# Instruction
Make an exact copy of all the entries, with the pictures left out.

»»

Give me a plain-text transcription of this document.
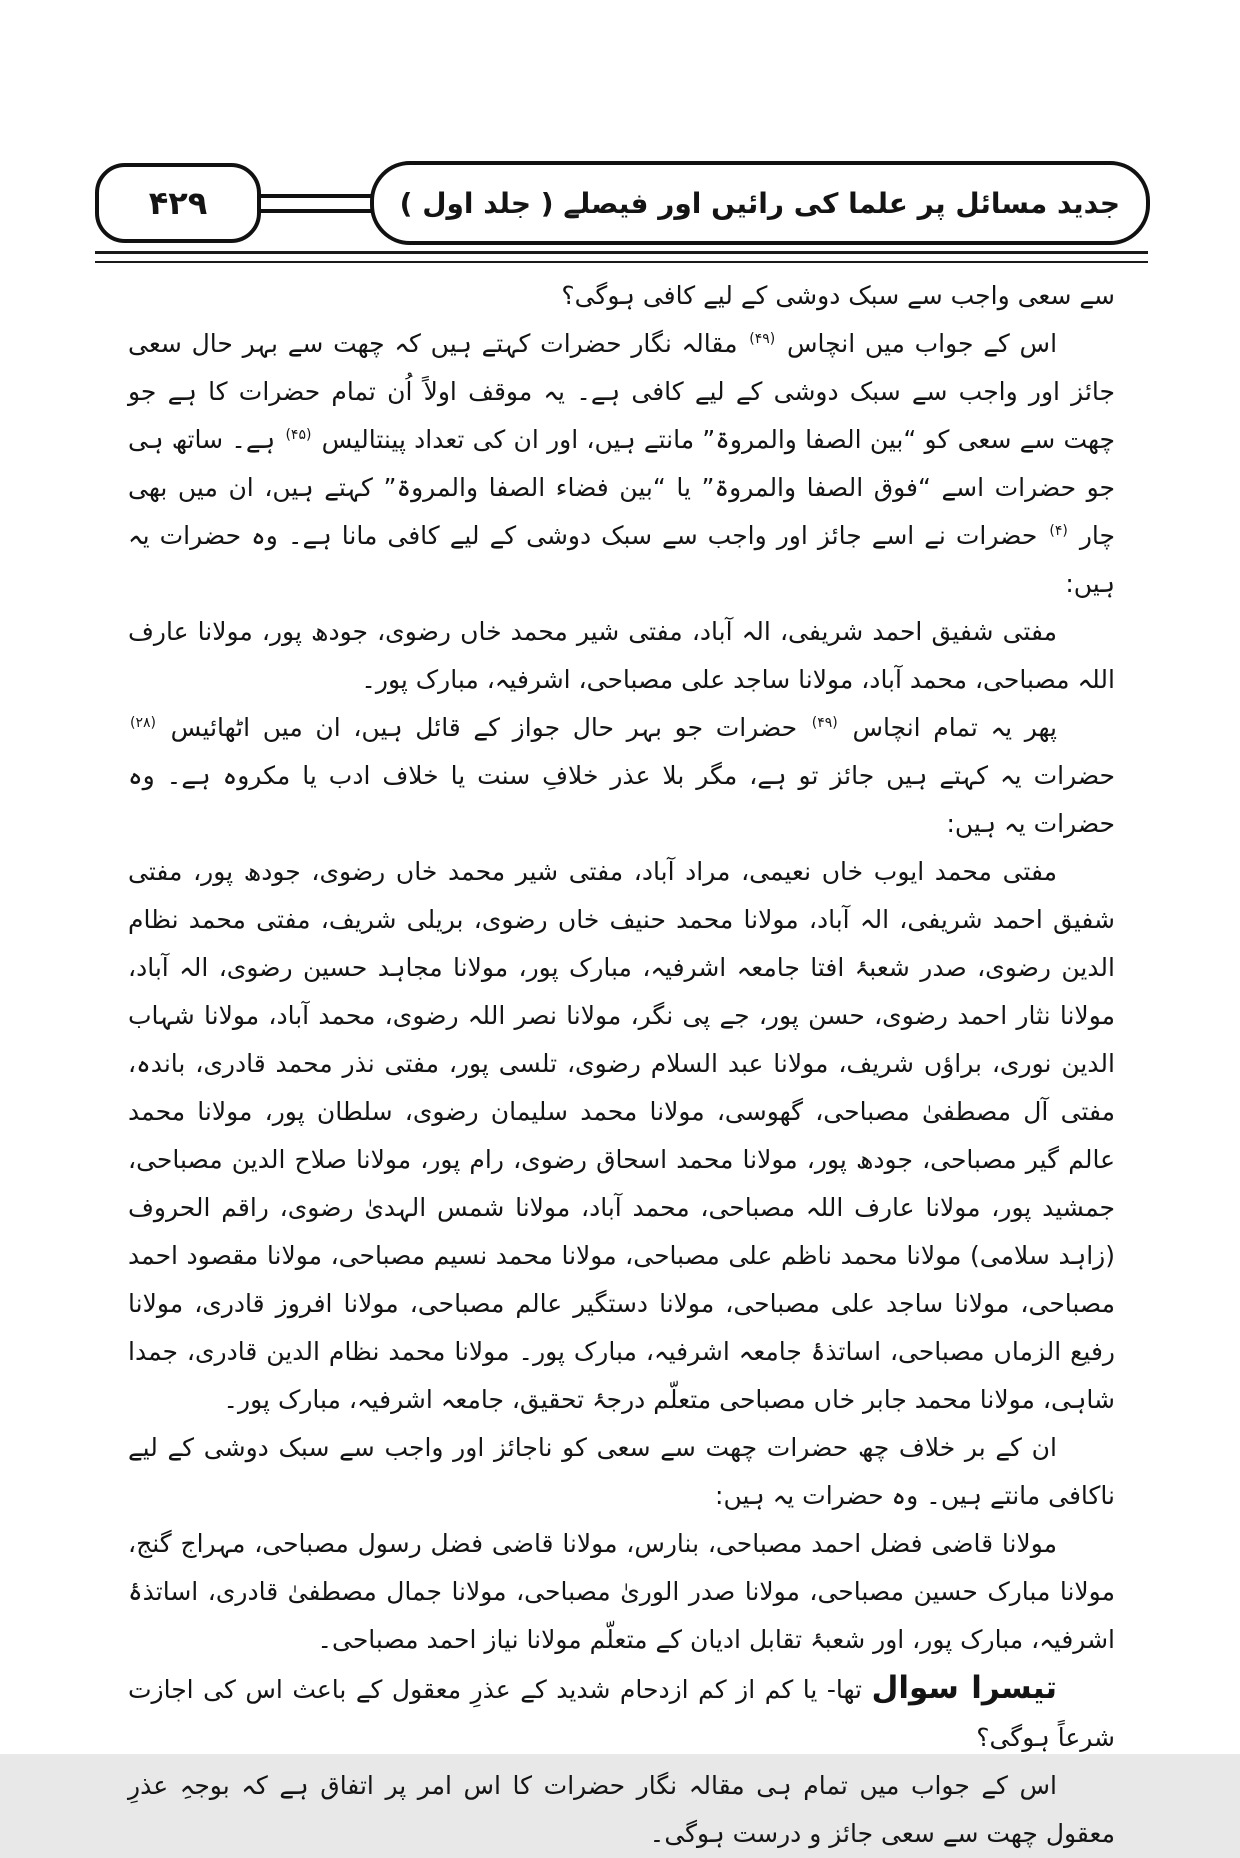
۴۲۹	جدید مسائل پر علما کی رائیں اور فیصلے ( جلد اول )

سے سعی واجب سے سبک دوشی کے لیے کافی ہوگی؟

اس کے جواب میں انچاس $^{(۴۹)}$ مقالہ نگار حضرات کہتے ہیں کہ چھت سے بہر حال سعی جائز اور واجب سے سبک دوشی کے لیے کافی ہے۔ یہ موقف اولاً اُن تمام حضرات کا ہے جو چھت سے سعی کو “بین الصفا والمروۃ” مانتے ہیں، اور ان کی تعداد پینتالیس $^{(۴۵)}$ ہے۔ ساتھ ہی جو حضرات اسے “فوق الصفا والمروۃ” یا “بین فضاء الصفا والمروۃ” کہتے ہیں، ان میں بھی چار $^{(۴)}$ حضرات نے اسے جائز اور واجب سے سبک دوشی کے لیے کافی مانا ہے۔ وہ حضرات یہ ہیں:

مفتی شفیق احمد شریفی، الہ آباد، مفتی شیر محمد خاں رضوی، جودھ پور، مولانا عارف اللہ مصباحی، محمد آباد، مولانا ساجد علی مصباحی، اشرفیہ، مبارک پور۔

پھر یہ تمام انچاس $^{(۴۹)}$ حضرات جو بہر حال جواز کے قائل ہیں، ان میں اٹھائیس $^{(۲۸)}$ حضرات یہ کہتے ہیں جائز تو ہے، مگر بلا عذر خلافِ سنت یا خلاف ادب یا مکروہ ہے۔ وہ حضرات یہ ہیں:

مفتی محمد ایوب خاں نعیمی، مراد آباد، مفتی شیر محمد خاں رضوی، جودھ پور، مفتی شفیق احمد شریفی، الہ آباد، مولانا محمد حنیف خاں رضوی، بریلی شریف، مفتی محمد نظام الدین رضوی، صدر شعبۂ افتا جامعہ اشرفیہ، مبارک پور، مولانا مجاہد حسین رضوی، الہ آباد، مولانا نثار احمد رضوی، حسن پور، جے پی نگر، مولانا نصر اللہ رضوی، محمد آباد، مولانا شہاب الدین نوری، براؤں شریف، مولانا عبد السلام رضوی، تلسی پور، مفتی نذر محمد قادری، باندہ، مفتی آل مصطفیٰ مصباحی، گھوسی، مولانا محمد سلیمان رضوی، سلطان پور، مولانا محمد عالم گیر مصباحی، جودھ پور، مولانا محمد اسحاق رضوی، رام پور، مولانا صلاح الدین مصباحی، جمشید پور، مولانا عارف اللہ مصباحی، محمد آباد، مولانا شمس الہدیٰ رضوی، راقم الحروف (زاہد سلامی) مولانا محمد ناظم علی مصباحی، مولانا محمد نسیم مصباحی، مولانا مقصود احمد مصباحی، مولانا ساجد علی مصباحی، مولانا دستگیر عالم مصباحی، مولانا افروز قادری، مولانا رفیع الزماں مصباحی، اساتذۂ جامعہ اشرفیہ، مبارک پور۔ مولانا محمد نظام الدین قادری، جمدا شاہی، مولانا محمد جابر خاں مصباحی متعلّم درجۂ تحقیق، جامعہ اشرفیہ، مبارک پور۔

ان کے بر خلاف چھ حضرات چھت سے سعی کو ناجائز اور واجب سے سبک دوشی کے لیے ناکافی مانتے ہیں۔ وہ حضرات یہ ہیں:

مولانا قاضی فضل احمد مصباحی، بنارس، مولانا قاضی فضل رسول مصباحی، مہراج گنج، مولانا مبارک حسین مصباحی، مولانا صدر الوریٰ مصباحی، مولانا جمال مصطفیٰ قادری، اساتذۂ اشرفیہ، مبارک پور، اور شعبۂ تقابل ادیان کے متعلّم مولانا نیاز احمد مصباحی۔

تیسرا سوال تھا- یا کم از کم ازدحام شدید کے عذرِ معقول کے باعث اس کی اجازت شرعاً ہوگی؟

اس کے جواب میں تمام ہی مقالہ نگار حضرات کا اس امر پر اتفاق ہے کہ بوجہِ عذرِ معقول چھت سے سعی جائز و درست ہوگی۔
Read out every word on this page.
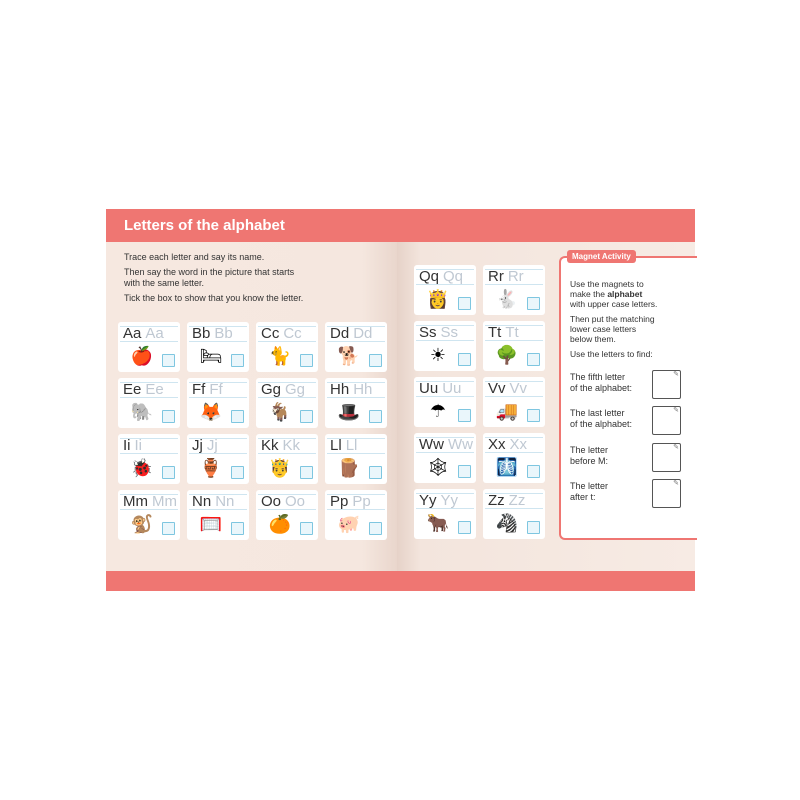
Letters of the alphabet
Trace each letter and say its name.
Then say the word in the picture that starts
with the same letter.
Tick the box to show that you know the letter.
Aa Aa
🍎
Bb Bb
🛏
Cc Cc
🐈
Dd Dd
🐕
Ee Ee
🐘
Ff Ff
🦊
Gg Gg
🐐
Hh Hh
🎩
Ii Ii
🐞
Jj Jj
🏺
Kk Kk
🤴
Ll Ll
🪵
Mm Mm
🐒
Nn Nn
🥅
Oo Oo
🍊
Pp Pp
🐖
Qq Qq
👸
Rr Rr
🐇
Ss Ss
☀
Tt Tt
🌳
Uu Uu
☂
Vv Vv
🚚
Ww Ww
🕸
Xx Xx
🩻
Yy Yy
🐂
Zz Zz
🦓
Magnet Activity
Use the magnets to
make the alphabet
with upper case letters.
Then put the matching
lower case letters
below them.
Use the letters to find:
The fifth letter
of the alphabet:
✎
The last letter
of the alphabet:
✎
The letter
before M:
✎
The letter
after t:
✎
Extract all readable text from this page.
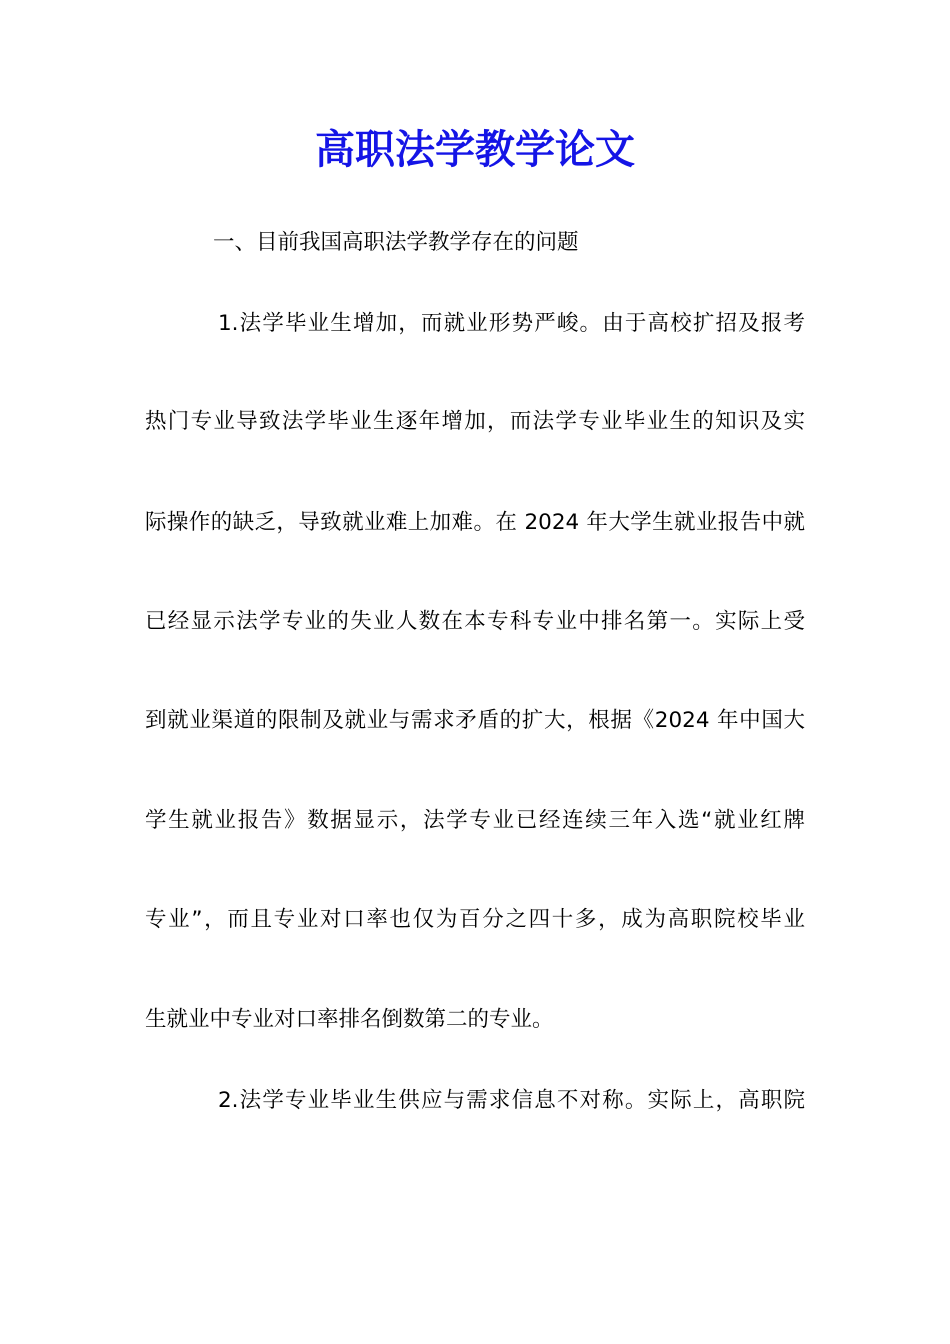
高职法学教学论文

一、目前我国高职法学教学存在的问题

1.法学毕业生增加，而就业形势严峻。由于高校扩招及报考

热门专业导致法学毕业生逐年增加，而法学专业毕业生的知识及实

际操作的缺乏，导致就业难上加难。在 2024 年大学生就业报告中就

已经显示法学专业的失业人数在本专科专业中排名第一。实际上受

到就业渠道的限制及就业与需求矛盾的扩大，根据《2024 年中国大

学生就业报告》数据显示，法学专业已经连续三年入选“就业红牌

专业”，而且专业对口率也仅为百分之四十多，成为高职院校毕业

生就业中专业对口率排名倒数第二的专业。

2.法学专业毕业生供应与需求信息不对称。实际上，高职院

««

# Exercise solution
Give me a plain-text transcription of this document.
۴۲۹	جدید مسائل پر علما کی رائیں اور فیصلے ( جلد اول )

سے سعی واجب سے سبک دوشی کے لیے کافی ہوگی؟

اس کے جواب میں انچاس $^{(۴۹)}$ مقالہ نگار حضرات کہتے ہیں کہ چھت سے بہر حال سعی جائز اور واجب سے سبک دوشی کے لیے کافی ہے۔ یہ موقف اولاً اُن تمام حضرات کا ہے جو چھت سے سعی کو “بین الصفا والمروۃ” مانتے ہیں، اور ان کی تعداد پینتالیس $^{(۴۵)}$ ہے۔ ساتھ ہی جو حضرات اسے “فوق الصفا والمروۃ” یا “بین فضاء الصفا والمروۃ” کہتے ہیں، ان میں بھی چار $^{(۴)}$ حضرات نے اسے جائز اور واجب سے سبک دوشی کے لیے کافی مانا ہے۔ وہ حضرات یہ ہیں:

مفتی شفیق احمد شریفی، الہ آباد، مفتی شیر محمد خاں رضوی، جودھ پور، مولانا عارف اللہ مصباحی، محمد آباد، مولانا ساجد علی مصباحی، اشرفیہ، مبارک پور۔

پھر یہ تمام انچاس $^{(۴۹)}$ حضرات جو بہر حال جواز کے قائل ہیں، ان میں اٹھائیس $^{(۲۸)}$ حضرات یہ کہتے ہیں جائز تو ہے، مگر بلا عذر خلافِ سنت یا خلاف ادب یا مکروہ ہے۔ وہ حضرات یہ ہیں:

مفتی محمد ایوب خاں نعیمی، مراد آباد، مفتی شیر محمد خاں رضوی، جودھ پور، مفتی شفیق احمد شریفی، الہ آباد، مولانا محمد حنیف خاں رضوی، بریلی شریف، مفتی محمد نظام الدین رضوی، صدر شعبۂ افتا جامعہ اشرفیہ، مبارک پور، مولانا مجاہد حسین رضوی، الہ آباد، مولانا نثار احمد رضوی، حسن پور، جے پی نگر، مولانا نصر اللہ رضوی، محمد آباد، مولانا شہاب الدین نوری، براؤں شریف، مولانا عبد السلام رضوی، تلسی پور، مفتی نذر محمد قادری، باندہ، مفتی آل مصطفیٰ مصباحی، گھوسی، مولانا محمد سلیمان رضوی، سلطان پور، مولانا محمد عالم گیر مصباحی، جودھ پور، مولانا محمد اسحاق رضوی، رام پور، مولانا صلاح الدین مصباحی، جمشید پور، مولانا عارف اللہ مصباحی، محمد آباد، مولانا شمس الہدیٰ رضوی، راقم الحروف (زاہد سلامی) مولانا محمد ناظم علی مصباحی، مولانا محمد نسیم مصباحی، مولانا مقصود احمد مصباحی، مولانا ساجد علی مصباحی، مولانا دستگیر عالم مصباحی، مولانا افروز قادری، مولانا رفیع الزماں مصباحی، اساتذۂ جامعہ اشرفیہ، مبارک پور۔ مولانا محمد نظام الدین قادری، جمدا شاہی، مولانا محمد جابر خاں مصباحی متعلّم درجۂ تحقیق، جامعہ اشرفیہ، مبارک پور۔

ان کے بر خلاف چھ حضرات چھت سے سعی کو ناجائز اور واجب سے سبک دوشی کے لیے ناکافی مانتے ہیں۔ وہ حضرات یہ ہیں:

مولانا قاضی فضل احمد مصباحی، بنارس، مولانا قاضی فضل رسول مصباحی، مہراج گنج، مولانا مبارک حسین مصباحی، مولانا صدر الوریٰ مصباحی، مولانا جمال مصطفیٰ قادری، اساتذۂ اشرفیہ، مبارک پور، اور شعبۂ تقابل ادیان کے متعلّم مولانا نیاز احمد مصباحی۔

تیسرا سوال تھا- یا کم از کم ازدحام شدید کے عذرِ معقول کے باعث اس کی اجازت شرعاً ہوگی؟

اس کے جواب میں تمام ہی مقالہ نگار حضرات کا اس امر پر اتفاق ہے کہ بوجہِ عذرِ معقول چھت سے سعی جائز و درست ہوگی۔
Read out every word on this page.
Letters of the alphabet
Trace each letter and say its name.
Then say the word in the picture that starts
with the same letter.
Tick the box to show that you know the letter.
Aa Aa
🍎
Bb Bb
🛏
Cc Cc
🐈
Dd Dd
🐕
Ee Ee
🐘
Ff Ff
🦊
Gg Gg
🐐
Hh Hh
🎩
Ii Ii
🐞
Jj Jj
🏺
Kk Kk
🤴
Ll Ll
🪵
Mm Mm
🐒
Nn Nn
🥅
Oo Oo
🍊
Pp Pp
🐖
Qq Qq
👸
Rr Rr
🐇
Ss Ss
☀
Tt Tt
🌳
Uu Uu
☂
Vv Vv
🚚
Ww Ww
🕸
Xx Xx
🩻
Yy Yy
🐂
Zz Zz
🦓
Magnet Activity
Use the magnets to
make the alphabet
with upper case letters.
Then put the matching
lower case letters
below them.
Use the letters to find:
The fifth letter
of the alphabet:
✎
The last letter
of the alphabet:
✎
The letter
before M:
✎
The letter
after t:
✎
Extract all readable text from this page.
高职法学教学论文

一、目前我国高职法学教学存在的问题

1.法学毕业生增加，而就业形势严峻。由于高校扩招及报考

热门专业导致法学毕业生逐年增加，而法学专业毕业生的知识及实

际操作的缺乏，导致就业难上加难。在 2024 年大学生就业报告中就

已经显示法学专业的失业人数在本专科专业中排名第一。实际上受

到就业渠道的限制及就业与需求矛盾的扩大，根据《2024 年中国大

学生就业报告》数据显示，法学专业已经连续三年入选“就业红牌

专业”，而且专业对口率也仅为百分之四十多，成为高职院校毕业

生就业中专业对口率排名倒数第二的专业。

2.法学专业毕业生供应与需求信息不对称。实际上，高职院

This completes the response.